Selected extract
# Toilet Shut Off Valve/Chrome Sleeve, How to remove



## jmon (Nov 5, 2012)

Could be one piece. Usually there are tabs/set screws that secure it to the pipe that can be loosened/adjusted. After you remove the old valve, you should be able to just slide it right off the pipe. 

Others will be along with more advice/suggestions.


----------



## ZTMAN (Feb 19, 2015)

Problem is, the tube and the valve look like one piece. Dont see any solder or threads on the shutoff


----------



## jmon (Nov 5, 2012)

Yes, that shut off valve appears to be solder on. If you have soldering skills it can be removed easily. If it's copper pipe and not chrome pipe, you could just cut it with a sharp pipe cutter, deburr it, and use a straight push connect valve and be done with it. just a suggestion.


----------



## ZTMAN (Feb 19, 2015)

Copper goes all the way through the floor. I think I found a pic of the product that is installed. Looks like it just fits over the pipe


----------



## jmon (Nov 5, 2012)

Is the valve leaking? From the pic, the valve doesn't appear to be leaking. Maybe just adjust the bell shape flange so it goes to the floor.


----------



## jmon (Nov 5, 2012)

If you go that route, the old one will have to be unsoldered and you would have to solder on the new one. 

Unless you're going to be coming out of the wall, the one you have pictured, is a wall angle valve. You need a straight valve like the one that is currently there.


----------



## ZTMAN (Feb 19, 2015)

I just want to replace the valve. Didn't realize the sleeve was there until I look at it close. Looks like something that should be a five min. fix will take a little longer


----------



## jmon (Nov 5, 2012)

Yep, I agree, they look nice, but those decorative trims are a pita to change out. 

It looks like you have enough copper pipe at the bottom if you wanted to go the easy route as suggested above. It won't look as nice, but you could buy a decorative low flange sleeve that would cover the pipe where it goes through the floor.

Or, if not leaking, do nothing, just use what's there and move the bell shape flange to the bottom. If it is leaking, try tightening the packing nut. There may be a rebuild kit for the valve as well. Check your local plumbing supply or hardware store.


----------



## ZTMAN (Feb 19, 2015)

Once I get it off, I guess I will decide once I see how much copper I have to work with. Thanks for your advice


----------



## jmon (Nov 5, 2012)

Your welcome.

Keep us updated and let us know how everything worked out for you.


----------

Your objective
In the forum thread on removing a toilet shut off valve, list each step jmon proposes for the case where the pipe is copper rather than chrome. These entries come from a different source than the forum thread.

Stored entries

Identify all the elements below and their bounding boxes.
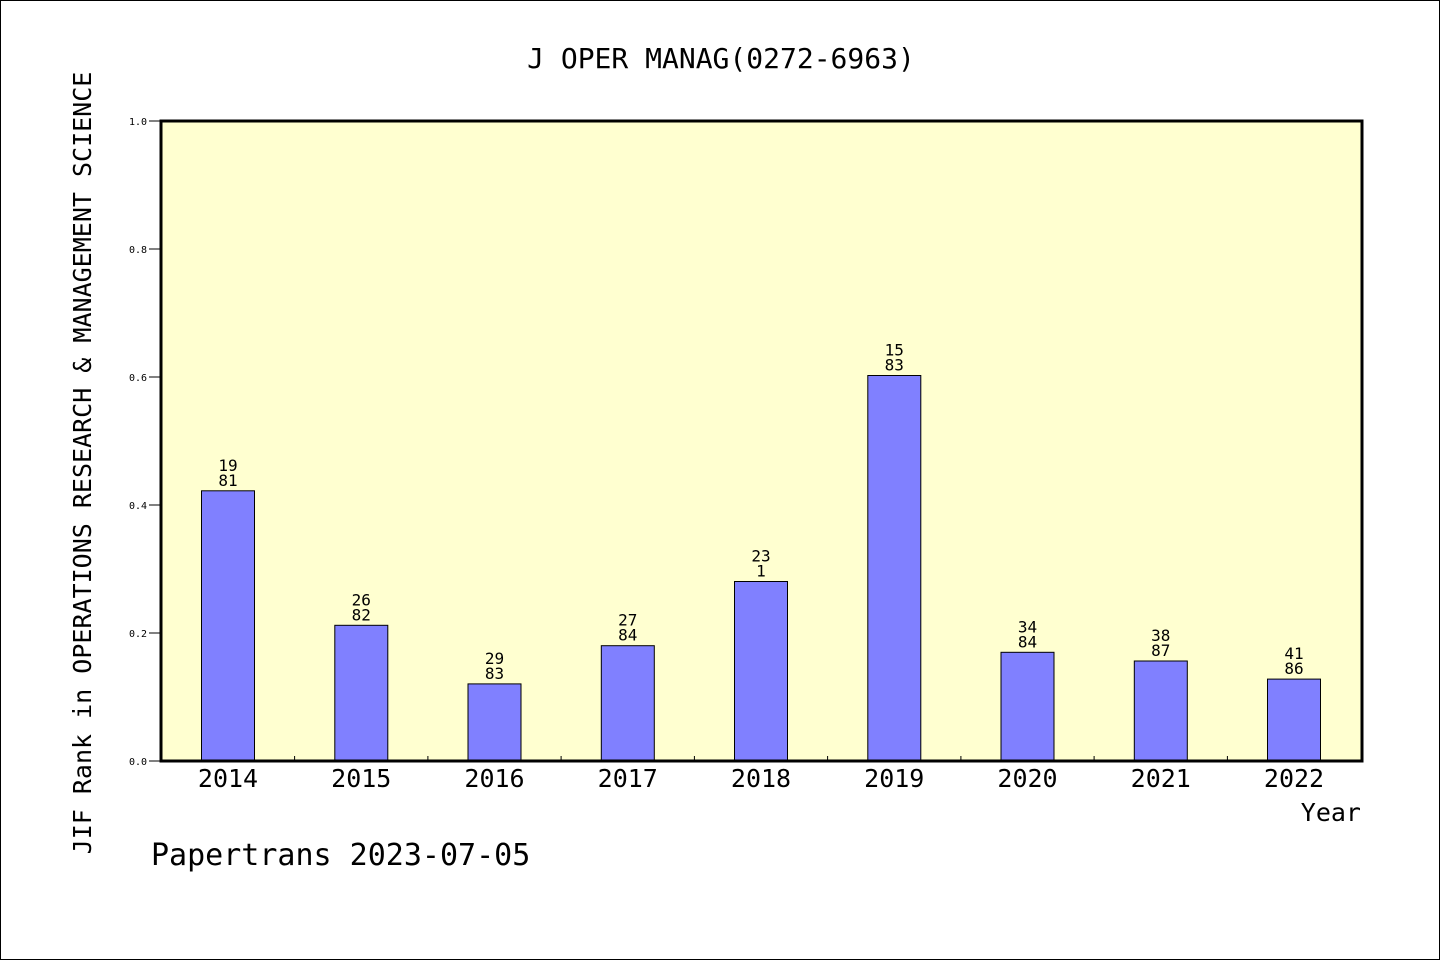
y-axis-label: JIF Rank in OPERATIONS RESEARCH & MANAGE… [68,72,97,855]
bar-2015 [334,624,389,762]
bar-label-total-2022: 86 [1284,659,1303,678]
bar-2020 [1000,651,1055,762]
bar-label-rank-2017: 27 [618,611,637,630]
bar-label-total-2017: 84 [618,626,637,645]
x-tick-label-2018: 2018 [731,764,791,793]
bar-2018 [734,581,788,762]
x-tick-label-2016: 2016 [464,764,524,793]
bar-2016 [467,683,522,762]
chart-title: J OPER MANAG(0272-6963) [527,42,915,75]
bar-2021 [1133,660,1188,762]
bar-2017 [600,645,655,762]
x-tick-label-2020: 2020 [997,764,1057,793]
bar-2014 [201,490,255,762]
bar-label-total-2019: 83 [885,356,904,375]
bar-label-rank-2021: 38 [1151,626,1170,645]
y-tick-label-0.2: 0.2 [129,629,147,640]
bar-label-rank-2016: 29 [485,649,504,668]
x-tick-label-2015: 2015 [331,764,391,793]
bar-2022 [1267,678,1321,762]
ticks-layer: 2014 2015 2016 2017 2018 2019 2020 2021 2022 0.0 0… [129,117,1324,793]
bar-label-rank-2018: 23 [751,547,770,566]
x-tick-label-2022: 2022 [1264,764,1324,793]
y-tick-label-0.0: 0.0 [129,757,147,768]
bar-label-rank-2020: 34 [1018,617,1037,636]
bar-label-total-2014: 81 [218,471,237,490]
plot-border [159,119,1364,763]
bar-label-rank-2019: 15 [885,341,904,360]
x-tick-label-2014: 2014 [198,764,258,793]
bar-label-rank-2015: 26 [352,590,371,609]
x-tick-label-2019: 2019 [864,764,924,793]
x-tick-label-2017: 2017 [598,764,658,793]
bar-label-total-2020: 84 [1018,632,1037,651]
y-tick-label-1.0: 1.0 [129,117,147,128]
bar-label-rank-2022: 41 [1284,644,1303,663]
y-tick-label-0.8: 0.8 [129,245,147,256]
x-axis-label: Year [1301,798,1361,827]
bar-label-total-2018: 1 [756,562,766,581]
y-tick-label-0.4: 0.4 [129,501,147,512]
y-tick-label-0.6: 0.6 [129,373,147,384]
bar-label-total-2015: 82 [352,605,371,624]
bar-label-total-2016: 83 [485,664,504,683]
bar-2019 [867,375,922,762]
bar-label-rank-2014: 19 [218,456,237,475]
x-tick-label-2021: 2021 [1131,764,1191,793]
bar-label-total-2021: 87 [1151,641,1170,660]
footer-text: Papertrans 2023-07-05 [151,838,530,873]
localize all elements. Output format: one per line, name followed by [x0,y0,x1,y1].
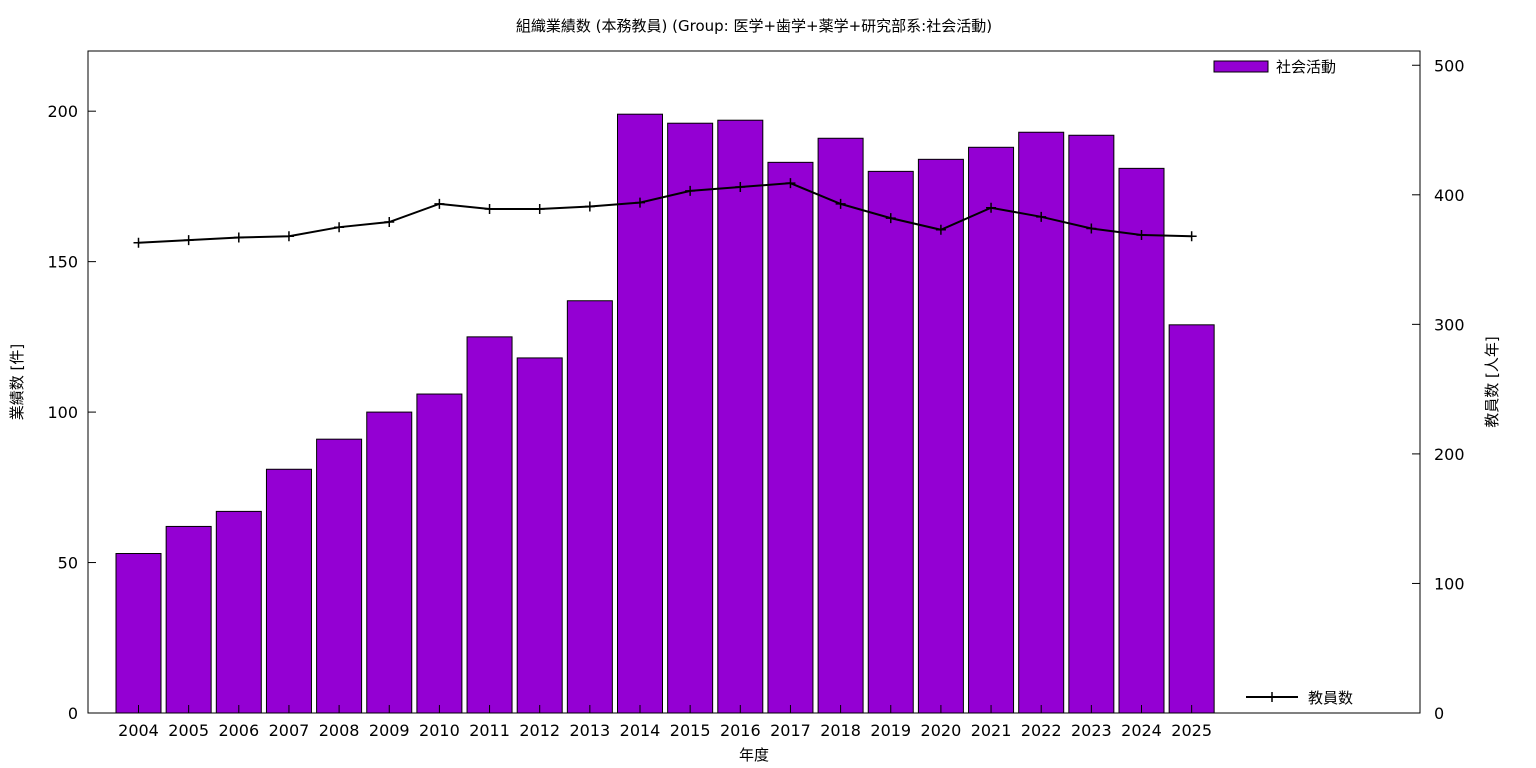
line-series [138,182,1192,244]
point-2006 [233,232,244,243]
x-tick-label: 2011 [469,721,510,740]
bar-2012 [516,357,563,714]
x-tick-label: 2022 [1021,721,1062,740]
x-tick-label: 2010 [419,721,460,740]
chart-title: 組織業績数 (本務教員) (Group: 医学+歯学+薬学+研究部系:社会活動) [516,17,992,35]
legend-line-label: 教員数 [1308,689,1353,707]
bar-2024 [1118,167,1165,714]
x-tick-label: 2005 [168,721,209,740]
y-tick-label: 100 [47,403,78,422]
point-2017 [785,178,796,189]
legend-bar-swatch [1213,60,1269,73]
bar-2006 [215,510,262,714]
point-2008 [334,222,345,233]
y-tick-label: 150 [47,253,78,272]
y-tick-label: 50 [58,554,78,573]
x-tick-label: 2007 [269,721,310,740]
bar-2007 [265,468,312,714]
x-tick-label: 2021 [971,721,1012,740]
x-tick-label: 2017 [770,721,811,740]
point-2022 [1036,211,1047,222]
x-tick-label: 2024 [1121,721,1162,740]
x-tick-label: 2018 [820,721,861,740]
x-tick-label: 2016 [720,721,761,740]
legend-bar-label: 社会活動 [1276,58,1336,76]
x-tick-label: 2008 [319,721,360,740]
y2-tick-label: 100 [1434,574,1465,593]
bar-2015 [667,122,714,714]
x-tick-label: 2015 [670,721,711,740]
bar-2025 [1168,324,1215,714]
point-2010 [434,198,445,209]
y2-tick-label: 0 [1434,704,1444,723]
point-2016 [735,182,746,193]
x-tick-label: 2019 [870,721,911,740]
point-2021 [986,202,997,213]
plot-frame [87,50,1421,714]
bar-2018 [817,137,864,714]
bar-2016 [717,119,764,714]
point-2012 [534,204,545,215]
x-tick-label: 2014 [620,721,661,740]
x-tick-label: 2013 [569,721,610,740]
bar-2014 [617,113,663,714]
legend-line: 教員数 [1246,689,1353,707]
point-2025 [1186,231,1197,242]
bar-2004 [115,553,162,714]
x-tick-label: 2009 [369,721,410,740]
point-2018 [835,198,846,209]
point-2014 [635,197,645,208]
bar-2022 [1018,131,1065,714]
bar-2011 [466,336,513,714]
y-tick-label: 200 [47,102,78,121]
point-2005 [183,235,194,246]
y2-tick-label: 400 [1434,186,1465,205]
point-2013 [584,201,595,212]
x-tick-label: 2004 [118,721,159,740]
y-tick-label: 0 [68,704,78,723]
x-tick-label: 2012 [519,721,560,740]
bar-2013 [566,300,613,714]
x-tick-label: 2023 [1071,721,1112,740]
bar-2008 [316,438,363,714]
bar-2020 [917,158,964,714]
y-axis-label: 業績数 [件] [8,344,26,420]
point-2024 [1136,229,1147,240]
point-2007 [283,231,294,242]
y2-tick-label: 200 [1434,445,1465,464]
point-2023 [1086,223,1097,234]
point-2004 [133,237,144,248]
bar-2010 [416,393,463,714]
x-axis-label: 年度 [739,746,769,764]
legend-bar: 社会活動 [1213,58,1336,76]
bar-2021 [968,146,1015,714]
x-tick-label: 2025 [1171,721,1212,740]
x-tick-label: 2006 [218,721,259,740]
bar-2005 [165,525,212,714]
point-2019 [885,213,896,224]
y2-tick-label: 300 [1434,315,1465,334]
point-2009 [384,217,395,228]
bar-2023 [1068,134,1115,714]
point-2020 [935,224,946,235]
point-2015 [685,185,696,196]
point-2011 [484,204,495,215]
bar-2009 [366,411,413,714]
bar-2019 [867,170,914,714]
x-tick-label: 2020 [921,721,962,740]
y2-axis-label: 教員数 [人年] [1483,336,1501,427]
y2-tick-label: 500 [1434,56,1465,75]
bar-2017 [767,161,814,714]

Result of this task
- Cut the pipe with a sharp pipe cutter.
- Deburr it.
- Use a straight push connect valve.